What you need to do
Images must not appear in your copy; reproduce every other part of the records exactly.

Material
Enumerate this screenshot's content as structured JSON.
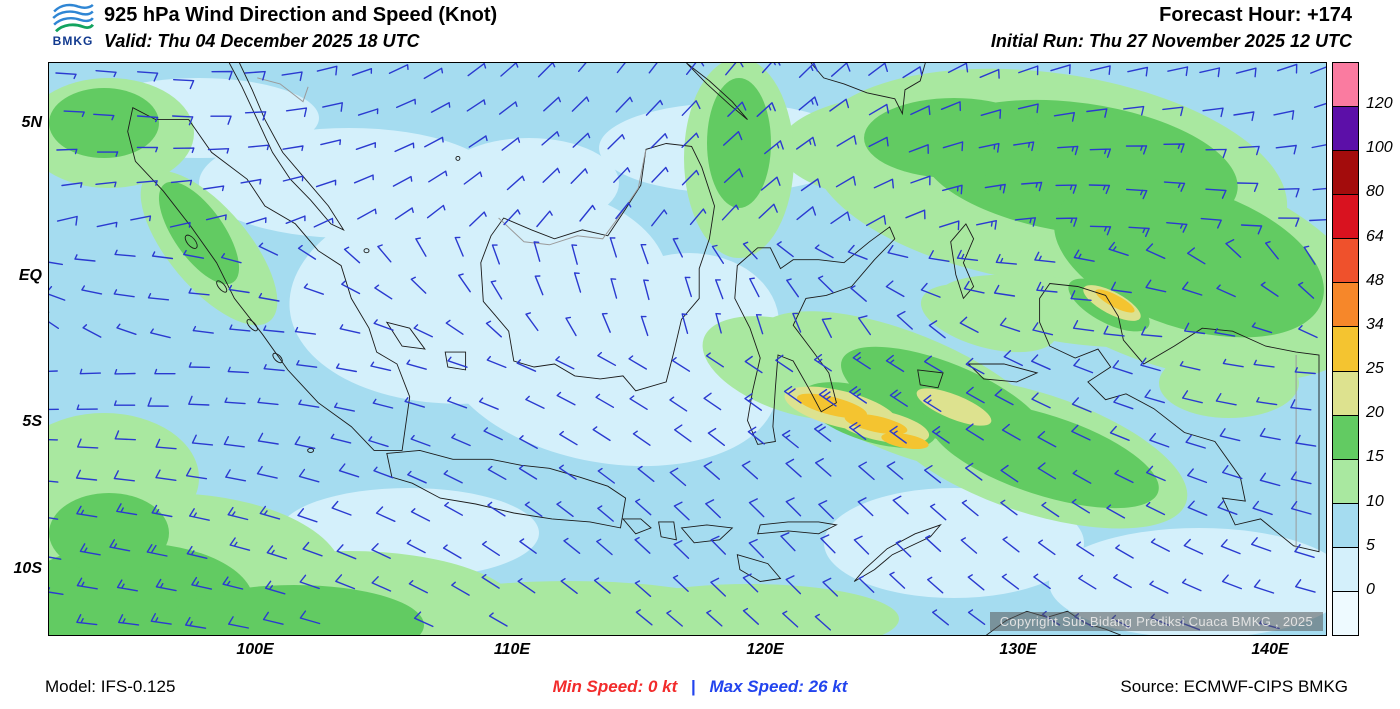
{
  "header": {
    "logo_text": "BMKG",
    "title": "925 hPa Wind Direction and Speed (Knot)",
    "valid": "Valid: Thu 04 December 2025 18 UTC",
    "forecast_hour": "Forecast Hour: +174",
    "initial_run": "Initial Run: Thu 27 November 2025 12 UTC"
  },
  "map": {
    "lat_ticks": [
      "5N",
      "EQ",
      "5S",
      "10S"
    ],
    "lon_ticks": [
      "100E",
      "110E",
      "120E",
      "130E",
      "140E"
    ],
    "copyright": "Copyright Sub Bidang Prediksi Cuaca BMKG , 2025",
    "barb_color": "#2a3ad0",
    "ocean_base_color": "#a5dcf0"
  },
  "legend": {
    "levels": [
      0,
      5,
      10,
      15,
      20,
      25,
      34,
      48,
      64,
      80,
      100,
      120
    ],
    "colors_low_to_high": [
      "#eefaff",
      "#d4f0fb",
      "#a5dcf0",
      "#a9e8a0",
      "#62cb62",
      "#dde28f",
      "#f4c430",
      "#f6872a",
      "#ef512c",
      "#d9121f",
      "#a30c0c",
      "#5c0fa8",
      "#fa7ba0"
    ]
  },
  "footer": {
    "model": "Model: IFS-0.125",
    "min_speed": "Min Speed:  0 kt",
    "separator": "|",
    "max_speed": "Max Speed:  26 kt",
    "source": "Source: ECMWF-CIPS BMKG",
    "min_color": "#f22b2b",
    "max_color": "#2244ee"
  },
  "chart_data": {
    "type": "heatmap",
    "title": "925 hPa Wind Direction and Speed (Knot)",
    "valid": "Thu 04 December 2025 18 UTC",
    "initial_run": "Thu 27 November 2025 12 UTC",
    "forecast_hour": "+174",
    "level": "925 hPa",
    "units": "knot",
    "model": "IFS-0.125",
    "source": "ECMWF-CIPS BMKG",
    "x_tick_labels": [
      "100E",
      "110E",
      "120E",
      "130E",
      "140E"
    ],
    "y_tick_labels": [
      "5N",
      "EQ",
      "5S",
      "10S"
    ],
    "xlim_deg_east": [
      92,
      142
    ],
    "ylim_deg_north": [
      -12,
      7
    ],
    "grid": false,
    "legend_position": "right-vertical-colorbar",
    "colorbar_levels": [
      0,
      5,
      10,
      15,
      20,
      25,
      34,
      48,
      64,
      80,
      100,
      120
    ],
    "colorbar_colors_low_to_high": [
      "#eefaff",
      "#d4f0fb",
      "#a5dcf0",
      "#a9e8a0",
      "#62cb62",
      "#dde28f",
      "#f4c430",
      "#f6872a",
      "#ef512c",
      "#d9121f",
      "#a30c0c",
      "#5c0fa8",
      "#fa7ba0"
    ],
    "min_speed_kt": 0,
    "max_speed_kt": 26,
    "speed_field_estimate_kt": {
      "lon_deg": [
        92,
        97,
        102,
        107,
        112,
        117,
        122,
        127,
        132,
        137,
        142
      ],
      "lat_deg": [
        6,
        3,
        0,
        -3,
        -6,
        -9,
        -12
      ],
      "values": [
        [
          8,
          6,
          5,
          6,
          7,
          8,
          12,
          15,
          14,
          10,
          8
        ],
        [
          8,
          5,
          4,
          5,
          7,
          9,
          12,
          16,
          17,
          13,
          8
        ],
        [
          8,
          5,
          3,
          4,
          5,
          8,
          12,
          15,
          18,
          14,
          8
        ],
        [
          9,
          8,
          5,
          4,
          5,
          8,
          15,
          17,
          14,
          10,
          7
        ],
        [
          12,
          14,
          8,
          5,
          5,
          9,
          25,
          17,
          10,
          7,
          6
        ],
        [
          14,
          17,
          12,
          8,
          7,
          8,
          10,
          8,
          7,
          6,
          5
        ],
        [
          16,
          18,
          14,
          10,
          8,
          10,
          12,
          9,
          7,
          5,
          5
        ]
      ]
    },
    "flow_summary": "Blue wind barbs show easterly to northeasterly flow north of the equator and westerly to northwesterly flow south of the equator; strongest shaded speeds (25-26 kt, gold) appear south of Sulawesi and near northern Maluku"
  }
}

Expected output
Enumerate this screenshot's content as structured JSON.
{
  "header": {
    "logo_text": "BMKG",
    "title": "925 hPa Wind Direction and Speed (Knot)",
    "valid": "Valid: Thu 04 December 2025 18 UTC",
    "forecast_hour": "Forecast Hour: +174",
    "initial_run": "Initial Run: Thu 27 November 2025 12 UTC"
  },
  "map": {
    "lat_ticks": [
      "5N",
      "EQ",
      "5S",
      "10S"
    ],
    "lon_ticks": [
      "100E",
      "110E",
      "120E",
      "130E",
      "140E"
    ],
    "copyright": "Copyright Sub Bidang Prediksi Cuaca BMKG , 2025",
    "barb_color": "#2a3ad0",
    "ocean_base_color": "#a5dcf0"
  },
  "legend": {
    "levels": [
      0,
      5,
      10,
      15,
      20,
      25,
      34,
      48,
      64,
      80,
      100,
      120
    ],
    "colors_low_to_high": [
      "#eefaff",
      "#d4f0fb",
      "#a5dcf0",
      "#a9e8a0",
      "#62cb62",
      "#dde28f",
      "#f4c430",
      "#f6872a",
      "#ef512c",
      "#d9121f",
      "#a30c0c",
      "#5c0fa8",
      "#fa7ba0"
    ]
  },
  "footer": {
    "model": "Model: IFS-0.125",
    "min_speed": "Min Speed:  0 kt",
    "separator": "|",
    "max_speed": "Max Speed:  26 kt",
    "source": "Source: ECMWF-CIPS BMKG",
    "min_color": "#f22b2b",
    "max_color": "#2244ee"
  },
  "chart_data": {
    "type": "heatmap",
    "title": "925 hPa Wind Direction and Speed (Knot)",
    "valid": "Thu 04 December 2025 18 UTC",
    "initial_run": "Thu 27 November 2025 12 UTC",
    "forecast_hour": "+174",
    "level": "925 hPa",
    "units": "knot",
    "model": "IFS-0.125",
    "source": "ECMWF-CIPS BMKG",
    "x_tick_labels": [
      "100E",
      "110E",
      "120E",
      "130E",
      "140E"
    ],
    "y_tick_labels": [
      "5N",
      "EQ",
      "5S",
      "10S"
    ],
    "xlim_deg_east": [
      92,
      142
    ],
    "ylim_deg_north": [
      -12,
      7
    ],
    "grid": false,
    "legend_position": "right-vertical-colorbar",
    "colorbar_levels": [
      0,
      5,
      10,
      15,
      20,
      25,
      34,
      48,
      64,
      80,
      100,
      120
    ],
    "colorbar_colors_low_to_high": [
      "#eefaff",
      "#d4f0fb",
      "#a5dcf0",
      "#a9e8a0",
      "#62cb62",
      "#dde28f",
      "#f4c430",
      "#f6872a",
      "#ef512c",
      "#d9121f",
      "#a30c0c",
      "#5c0fa8",
      "#fa7ba0"
    ],
    "min_speed_kt": 0,
    "max_speed_kt": 26,
    "speed_field_estimate_kt": {
      "lon_deg": [
        92,
        97,
        102,
        107,
        112,
        117,
        122,
        127,
        132,
        137,
        142
      ],
      "lat_deg": [
        6,
        3,
        0,
        -3,
        -6,
        -9,
        -12
      ],
      "values": [
        [
          8,
          6,
          5,
          6,
          7,
          8,
          12,
          15,
          14,
          10,
          8
        ],
        [
          8,
          5,
          4,
          5,
          7,
          9,
          12,
          16,
          17,
          13,
          8
        ],
        [
          8,
          5,
          3,
          4,
          5,
          8,
          12,
          15,
          18,
          14,
          8
        ],
        [
          9,
          8,
          5,
          4,
          5,
          8,
          15,
          17,
          14,
          10,
          7
        ],
        [
          12,
          14,
          8,
          5,
          5,
          9,
          25,
          17,
          10,
          7,
          6
        ],
        [
          14,
          17,
          12,
          8,
          7,
          8,
          10,
          8,
          7,
          6,
          5
        ],
        [
          16,
          18,
          14,
          10,
          8,
          10,
          12,
          9,
          7,
          5,
          5
        ]
      ]
    },
    "flow_summary": "Blue wind barbs show easterly to northeasterly flow north of the equator and westerly to northwesterly flow south of the equator; strongest shaded speeds (25-26 kt, gold) appear south of Sulawesi and near northern Maluku"
  }
}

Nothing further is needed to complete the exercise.